▶ [TASK DIRECTIONS]
Exclude images, then output the remaining data verbatim.

▶ [RECORDS FOR THE EXERCISE]
==========

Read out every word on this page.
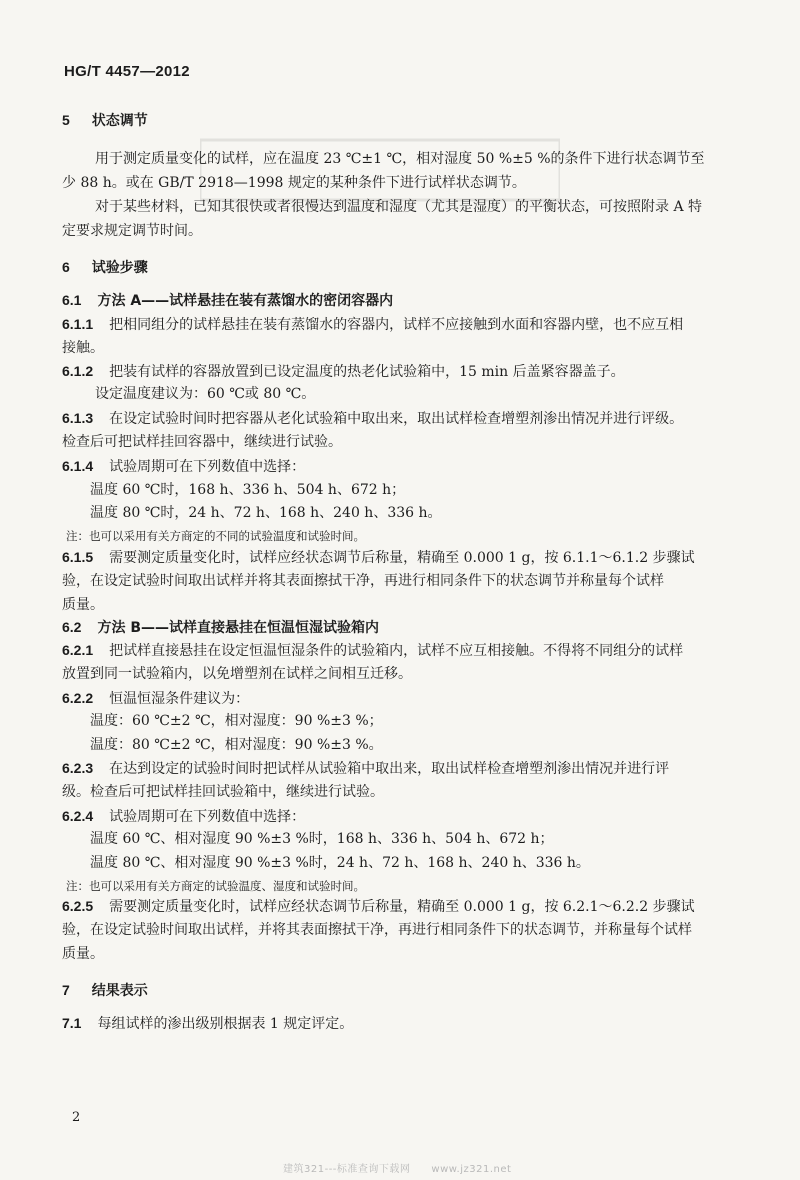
HG/T 4457—2012
5 状态调节
用于测定质量变化的试样，应在温度 23 ℃±1 ℃，相对湿度 50 %±5 %的条件下进行状态调节至
少 88 h。或在 GB/T 2918—1998 规定的某种条件下进行试样状态调节。
对于某些材料，已知其很快或者很慢达到温度和湿度（尤其是湿度）的平衡状态，可按照附录 A 特
定要求规定调节时间。
6 试验步骤
6.1 方法 A——试样悬挂在装有蒸馏水的密闭容器内
6.1.1 把相同组分的试样悬挂在装有蒸馏水的容器内，试样不应接触到水面和容器内壁，也不应互相
接触。
6.1.2 把装有试样的容器放置到已设定温度的热老化试验箱中，15 min 后盖紧容器盖子。
设定温度建议为：60 ℃或 80 ℃。
6.1.3 在设定试验时间时把容器从老化试验箱中取出来，取出试样检查增塑剂渗出情况并进行评级。
检查后可把试样挂回容器中，继续进行试验。
6.1.4 试验周期可在下列数值中选择：
温度 60 ℃时，168 h、336 h、504 h、672 h；
温度 80 ℃时，24 h、72 h、168 h、240 h、336 h。
注：也可以采用有关方商定的不同的试验温度和试验时间。
6.1.5 需要测定质量变化时，试样应经状态调节后称量，精确至 0.000 1 g，按 6.1.1～6.1.2 步骤试
验，在设定试验时间取出试样并将其表面擦拭干净，再进行相同条件下的状态调节并称量每个试样
质量。
6.2 方法 B——试样直接悬挂在恒温恒湿试验箱内
6.2.1 把试样直接悬挂在设定恒温恒湿条件的试验箱内，试样不应互相接触。不得将不同组分的试样
放置到同一试验箱内，以免增塑剂在试样之间相互迁移。
6.2.2 恒温恒湿条件建议为：
温度：60 ℃±2 ℃，相对湿度：90 %±3 %；
温度：80 ℃±2 ℃，相对湿度：90 %±3 %。
6.2.3 在达到设定的试验时间时把试样从试验箱中取出来，取出试样检查增塑剂渗出情况并进行评
级。检查后可把试样挂回试验箱中，继续进行试验。
6.2.4 试验周期可在下列数值中选择：
温度 60 ℃、相对湿度 90 %±3 %时，168 h、336 h、504 h、672 h；
温度 80 ℃、相对湿度 90 %±3 %时，24 h、72 h、168 h、240 h、336 h。
注：也可以采用有关方商定的试验温度、湿度和试验时间。
6.2.5 需要测定质量变化时，试样应经状态调节后称量，精确至 0.000 1 g，按 6.2.1～6.2.2 步骤试
验，在设定试验时间取出试样，并将其表面擦拭干净，再进行相同条件下的状态调节，并称量每个试样
质量。
7 结果表示
7.1 每组试样的渗出级别根据表 1 规定评定。
2
建筑321---标准查询下载网　　www.jz321.net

==========

▶ [EXPECTED OUTPUT]
Read out every word on this page.
HG/T 4457—2012
5 状态调节
用于测定质量变化的试样，应在温度 23 ℃±1 ℃，相对湿度 50 %±5 %的条件下进行状态调节至
少 88 h。或在 GB/T 2918—1998 规定的某种条件下进行试样状态调节。
对于某些材料，已知其很快或者很慢达到温度和湿度（尤其是湿度）的平衡状态，可按照附录 A 特
定要求规定调节时间。
6 试验步骤
6.1 方法 A——试样悬挂在装有蒸馏水的密闭容器内
6.1.1 把相同组分的试样悬挂在装有蒸馏水的容器内，试样不应接触到水面和容器内壁，也不应互相
接触。
6.1.2 把装有试样的容器放置到已设定温度的热老化试验箱中，15 min 后盖紧容器盖子。
设定温度建议为：60 ℃或 80 ℃。
6.1.3 在设定试验时间时把容器从老化试验箱中取出来，取出试样检查增塑剂渗出情况并进行评级。
检查后可把试样挂回容器中，继续进行试验。
6.1.4 试验周期可在下列数值中选择：
温度 60 ℃时，168 h、336 h、504 h、672 h；
温度 80 ℃时，24 h、72 h、168 h、240 h、336 h。
注：也可以采用有关方商定的不同的试验温度和试验时间。
6.1.5 需要测定质量变化时，试样应经状态调节后称量，精确至 0.000 1 g，按 6.1.1～6.1.2 步骤试
验，在设定试验时间取出试样并将其表面擦拭干净，再进行相同条件下的状态调节并称量每个试样
质量。
6.2 方法 B——试样直接悬挂在恒温恒湿试验箱内
6.2.1 把试样直接悬挂在设定恒温恒湿条件的试验箱内，试样不应互相接触。不得将不同组分的试样
放置到同一试验箱内，以免增塑剂在试样之间相互迁移。
6.2.2 恒温恒湿条件建议为：
温度：60 ℃±2 ℃，相对湿度：90 %±3 %；
温度：80 ℃±2 ℃，相对湿度：90 %±3 %。
6.2.3 在达到设定的试验时间时把试样从试验箱中取出来，取出试样检查增塑剂渗出情况并进行评
级。检查后可把试样挂回试验箱中，继续进行试验。
6.2.4 试验周期可在下列数值中选择：
温度 60 ℃、相对湿度 90 %±3 %时，168 h、336 h、504 h、672 h；
温度 80 ℃、相对湿度 90 %±3 %时，24 h、72 h、168 h、240 h、336 h。
注：也可以采用有关方商定的试验温度、湿度和试验时间。
6.2.5 需要测定质量变化时，试样应经状态调节后称量，精确至 0.000 1 g，按 6.2.1～6.2.2 步骤试
验，在设定试验时间取出试样，并将其表面擦拭干净，再进行相同条件下的状态调节，并称量每个试样
质量。
7 结果表示
7.1 每组试样的渗出级别根据表 1 规定评定。
2
建筑321---标准查询下载网　　www.jz321.net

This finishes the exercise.